**Source:**
»»

Practical Machine Learning Adventures

A selection of machine learning projects

2. Title Generation - Exploring the Data

In the previous post we looked at the problem for our current project: how to generate a patent title based on our claim text.

In this post we will look at the steps required to prepare some data for our machine learning algorithms. We will also look at the nature of the data, which may give us some insights as to how we transform our data in later stages.


Select Data

I have a Mongo Database with data from a set of G06 US Patent Publications. On my system 10000 data samples take up around 16MB (16724852 bytes). It thus seems possible to start with a dataset of 30000 samples. I have used this to generate a pickle file with the data that may be downloaded.

import pickle
import os

PIK = "claim_and_title.data"

if not os.path.isfile(PIK):
    # Download file
    !wget https://benhoyle.github.io/notebooks/title_generation/claim_and_title.data

with open(PIK, "rb") as f:
    print("Loading data")

««

**Given request 1:**
According to the post on patent title generation, roughly how much storage do 10000 data samples occupy?
**Given request 2:**
Extend the post on patent title generation, picking up from the point where its text stops.

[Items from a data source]

»»

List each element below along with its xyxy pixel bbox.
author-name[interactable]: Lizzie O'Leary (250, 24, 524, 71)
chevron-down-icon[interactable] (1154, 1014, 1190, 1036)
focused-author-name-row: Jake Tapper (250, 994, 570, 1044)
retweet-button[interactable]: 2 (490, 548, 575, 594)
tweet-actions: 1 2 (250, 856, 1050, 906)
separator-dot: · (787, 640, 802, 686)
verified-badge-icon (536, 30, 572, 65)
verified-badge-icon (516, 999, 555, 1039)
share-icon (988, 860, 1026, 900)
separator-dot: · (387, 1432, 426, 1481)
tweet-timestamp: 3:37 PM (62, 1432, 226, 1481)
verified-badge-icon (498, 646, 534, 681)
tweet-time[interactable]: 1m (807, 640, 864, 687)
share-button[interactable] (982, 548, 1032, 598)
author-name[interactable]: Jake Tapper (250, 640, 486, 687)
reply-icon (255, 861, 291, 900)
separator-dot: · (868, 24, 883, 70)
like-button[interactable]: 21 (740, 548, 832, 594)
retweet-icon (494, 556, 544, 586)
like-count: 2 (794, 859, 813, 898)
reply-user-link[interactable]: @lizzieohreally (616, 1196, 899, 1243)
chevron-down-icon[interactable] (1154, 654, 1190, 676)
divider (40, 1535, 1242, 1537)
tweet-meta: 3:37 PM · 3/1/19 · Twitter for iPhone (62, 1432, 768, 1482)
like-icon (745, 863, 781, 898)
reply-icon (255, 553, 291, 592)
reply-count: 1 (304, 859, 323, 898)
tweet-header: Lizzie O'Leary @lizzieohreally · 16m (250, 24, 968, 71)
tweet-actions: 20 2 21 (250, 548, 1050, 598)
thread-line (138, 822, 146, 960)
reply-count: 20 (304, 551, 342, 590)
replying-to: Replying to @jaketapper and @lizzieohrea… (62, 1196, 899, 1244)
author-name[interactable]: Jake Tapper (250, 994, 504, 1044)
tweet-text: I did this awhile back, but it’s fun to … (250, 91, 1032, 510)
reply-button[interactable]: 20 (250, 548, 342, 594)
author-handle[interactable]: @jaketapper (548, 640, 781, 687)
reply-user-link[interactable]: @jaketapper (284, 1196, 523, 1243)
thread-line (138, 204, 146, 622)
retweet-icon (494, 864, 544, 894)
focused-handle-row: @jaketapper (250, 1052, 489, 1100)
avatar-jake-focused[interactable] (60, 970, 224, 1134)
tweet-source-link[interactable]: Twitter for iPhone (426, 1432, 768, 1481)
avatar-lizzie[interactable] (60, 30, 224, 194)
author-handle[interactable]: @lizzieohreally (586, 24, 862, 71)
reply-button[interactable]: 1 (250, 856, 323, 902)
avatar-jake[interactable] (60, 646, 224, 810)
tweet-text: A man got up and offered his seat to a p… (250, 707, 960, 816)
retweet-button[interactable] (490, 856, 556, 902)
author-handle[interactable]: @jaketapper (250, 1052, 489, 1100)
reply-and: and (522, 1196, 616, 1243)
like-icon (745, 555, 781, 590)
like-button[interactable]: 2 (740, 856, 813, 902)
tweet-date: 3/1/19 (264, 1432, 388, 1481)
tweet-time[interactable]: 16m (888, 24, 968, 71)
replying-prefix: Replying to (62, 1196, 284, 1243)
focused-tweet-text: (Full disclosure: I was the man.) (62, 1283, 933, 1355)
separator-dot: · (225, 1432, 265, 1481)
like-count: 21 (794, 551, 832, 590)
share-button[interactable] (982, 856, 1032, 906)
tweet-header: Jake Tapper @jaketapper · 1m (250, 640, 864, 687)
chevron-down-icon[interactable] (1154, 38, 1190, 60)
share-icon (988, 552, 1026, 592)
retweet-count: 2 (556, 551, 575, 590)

««
»»

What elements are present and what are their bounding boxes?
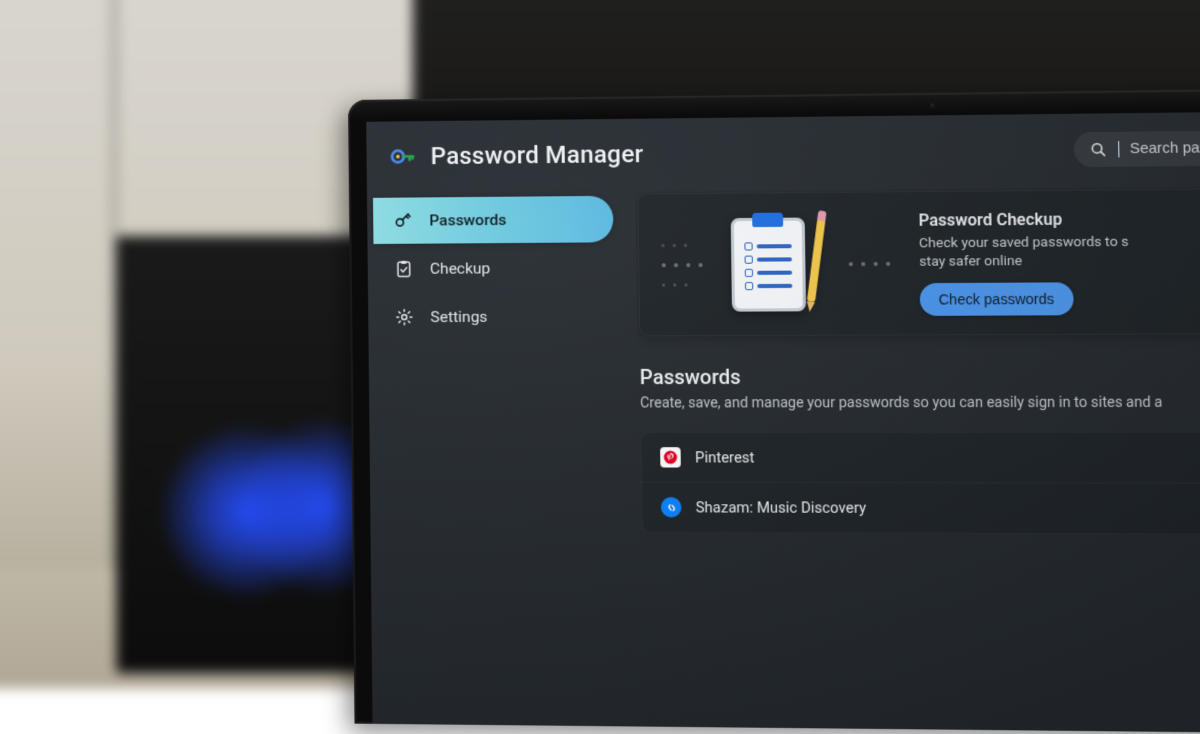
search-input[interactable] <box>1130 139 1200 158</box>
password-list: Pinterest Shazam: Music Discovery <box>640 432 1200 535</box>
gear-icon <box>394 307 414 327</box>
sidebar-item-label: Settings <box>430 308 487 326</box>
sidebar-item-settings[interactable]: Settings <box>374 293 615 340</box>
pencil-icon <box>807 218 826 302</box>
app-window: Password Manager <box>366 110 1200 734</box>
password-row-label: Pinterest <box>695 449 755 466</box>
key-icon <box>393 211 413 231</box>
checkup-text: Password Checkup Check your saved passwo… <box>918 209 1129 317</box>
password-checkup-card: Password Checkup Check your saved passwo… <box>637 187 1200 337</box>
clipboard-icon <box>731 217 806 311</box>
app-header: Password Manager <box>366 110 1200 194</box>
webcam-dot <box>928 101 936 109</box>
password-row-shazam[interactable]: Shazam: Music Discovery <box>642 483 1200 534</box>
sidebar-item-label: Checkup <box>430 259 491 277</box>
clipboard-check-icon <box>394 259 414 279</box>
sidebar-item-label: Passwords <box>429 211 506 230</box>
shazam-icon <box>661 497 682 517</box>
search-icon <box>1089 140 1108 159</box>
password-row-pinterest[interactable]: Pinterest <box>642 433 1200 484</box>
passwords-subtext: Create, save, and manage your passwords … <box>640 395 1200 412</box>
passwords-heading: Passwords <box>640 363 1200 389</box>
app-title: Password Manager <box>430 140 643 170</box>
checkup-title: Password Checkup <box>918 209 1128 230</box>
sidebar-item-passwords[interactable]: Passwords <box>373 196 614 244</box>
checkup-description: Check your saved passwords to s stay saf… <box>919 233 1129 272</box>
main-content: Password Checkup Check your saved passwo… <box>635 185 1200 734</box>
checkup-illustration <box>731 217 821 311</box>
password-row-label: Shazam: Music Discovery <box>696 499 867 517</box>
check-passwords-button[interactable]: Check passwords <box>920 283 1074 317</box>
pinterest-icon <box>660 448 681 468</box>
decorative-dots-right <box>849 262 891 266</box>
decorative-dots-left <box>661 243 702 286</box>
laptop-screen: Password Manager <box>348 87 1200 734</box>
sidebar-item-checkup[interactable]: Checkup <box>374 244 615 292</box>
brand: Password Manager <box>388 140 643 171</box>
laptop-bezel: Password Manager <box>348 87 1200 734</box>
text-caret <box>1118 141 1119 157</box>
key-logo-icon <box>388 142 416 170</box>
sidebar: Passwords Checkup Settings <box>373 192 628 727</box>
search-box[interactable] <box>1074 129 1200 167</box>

««

**Task output 1:**
Around 16MB (16724852 bytes).

**Task output 2:**
    data = pickle.load(f)
    print("{0} samples loaded".format(len(data)))

print("An example title:", data[0][1])
print("----")
print("An example claim:", data[0][0])
Loading data
30000 samples loaded
An example title: System and method for session restoration at geo-redundant gateways
----
An example claim: 
1. A method for managing a backup service gateway (SGW) associated with a primary SGW, the method comprising:
periodically receiving from the primary SGW at least a portion of corresponding UE session state information, the received portion of session state information being sufficient to enable the backup SGW to indicate to an inquiring management entity that UEs having an active session supported by the primary SGW are in a live state; and
in response to a failure of the primary SGW, the backup SGW assuming management of IP addresses and paths associated with said primary SGW and transmitting a Downlink Data Notification (DDN) toward a Mobility Management Entity (MME) for each of said UEs having an active session supported by the failed primary SGW to detach from the network and reattach to the network, wherein each DDN causes the MME to send a detach request with a reattach request code to the respective UE.

2. Exploring the Data

The code above generates a list of data samples of the form (claim1_text, title), where claim1_text is a string representing the text of claim 1 and title is a string representing the title text.

First we can double check there are no cancelled claims.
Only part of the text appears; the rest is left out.